--- start of INPUT ROWS ---

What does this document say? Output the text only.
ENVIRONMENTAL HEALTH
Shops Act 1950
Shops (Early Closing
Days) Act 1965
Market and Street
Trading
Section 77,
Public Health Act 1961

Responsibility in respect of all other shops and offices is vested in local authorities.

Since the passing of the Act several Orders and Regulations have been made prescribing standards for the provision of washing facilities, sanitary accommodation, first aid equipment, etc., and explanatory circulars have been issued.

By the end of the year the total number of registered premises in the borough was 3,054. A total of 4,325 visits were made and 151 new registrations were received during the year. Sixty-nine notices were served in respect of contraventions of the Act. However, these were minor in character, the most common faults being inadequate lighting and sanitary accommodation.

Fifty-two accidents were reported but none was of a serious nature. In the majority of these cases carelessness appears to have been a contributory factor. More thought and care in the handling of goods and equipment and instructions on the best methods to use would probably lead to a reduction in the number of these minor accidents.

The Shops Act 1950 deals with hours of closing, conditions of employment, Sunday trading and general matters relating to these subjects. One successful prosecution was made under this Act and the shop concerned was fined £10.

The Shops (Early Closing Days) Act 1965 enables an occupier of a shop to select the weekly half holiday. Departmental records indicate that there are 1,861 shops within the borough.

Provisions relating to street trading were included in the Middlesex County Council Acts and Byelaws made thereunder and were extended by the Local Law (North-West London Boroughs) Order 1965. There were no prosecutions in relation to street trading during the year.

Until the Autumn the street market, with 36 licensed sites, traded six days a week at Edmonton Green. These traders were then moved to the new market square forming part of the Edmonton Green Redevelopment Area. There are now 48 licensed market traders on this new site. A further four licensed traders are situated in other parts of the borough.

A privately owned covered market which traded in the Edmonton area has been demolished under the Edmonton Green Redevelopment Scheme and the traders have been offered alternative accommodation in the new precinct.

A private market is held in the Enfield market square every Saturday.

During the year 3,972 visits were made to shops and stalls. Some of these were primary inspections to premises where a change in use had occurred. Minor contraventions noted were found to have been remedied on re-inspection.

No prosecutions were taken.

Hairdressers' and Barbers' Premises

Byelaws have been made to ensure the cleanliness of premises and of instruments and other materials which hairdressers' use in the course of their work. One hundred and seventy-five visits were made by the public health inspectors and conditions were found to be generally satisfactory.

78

--- end of INPUT ROWS ---

Copy out each record from above, exactly.

What does this document say? Output the text only.
ENVIRONMENTAL HEALTH
Shops Act 1950
Shops (Early Closing
Days) Act 1965
Market and Street
Trading
Section 77,
Public Health Act 1961

Responsibility in respect of all other shops and offices is vested in local authorities.

Since the passing of the Act several Orders and Regulations have been made prescribing standards for the provision of washing facilities, sanitary accommodation, first aid equipment, etc., and explanatory circulars have been issued.

By the end of the year the total number of registered premises in the borough was 3,054. A total of 4,325 visits were made and 151 new registrations were received during the year. Sixty-nine notices were served in respect of contraventions of the Act. However, these were minor in character, the most common faults being inadequate lighting and sanitary accommodation.

Fifty-two accidents were reported but none was of a serious nature. In the majority of these cases carelessness appears to have been a contributory factor. More thought and care in the handling of goods and equipment and instructions on the best methods to use would probably lead to a reduction in the number of these minor accidents.

The Shops Act 1950 deals with hours of closing, conditions of employment, Sunday trading and general matters relating to these subjects. One successful prosecution was made under this Act and the shop concerned was fined £10.

The Shops (Early Closing Days) Act 1965 enables an occupier of a shop to select the weekly half holiday. Departmental records indicate that there are 1,861 shops within the borough.

Provisions relating to street trading were included in the Middlesex County Council Acts and Byelaws made thereunder and were extended by the Local Law (North-West London Boroughs) Order 1965. There were no prosecutions in relation to street trading during the year.

Until the Autumn the street market, with 36 licensed sites, traded six days a week at Edmonton Green. These traders were then moved to the new market square forming part of the Edmonton Green Redevelopment Area. There are now 48 licensed market traders on this new site. A further four licensed traders are situated in other parts of the borough.

A privately owned covered market which traded in the Edmonton area has been demolished under the Edmonton Green Redevelopment Scheme and the traders have been offered alternative accommodation in the new precinct.

A private market is held in the Enfield market square every Saturday.

During the year 3,972 visits were made to shops and stalls. Some of these were primary inspections to premises where a change in use had occurred. Minor contraventions noted were found to have been remedied on re-inspection.

No prosecutions were taken.

Hairdressers' and Barbers' Premises

Byelaws have been made to ensure the cleanliness of premises and of instruments and other materials which hairdressers' use in the course of their work. One hundred and seventy-five visits were made by the public health inspectors and conditions were found to be generally satisfactory.

78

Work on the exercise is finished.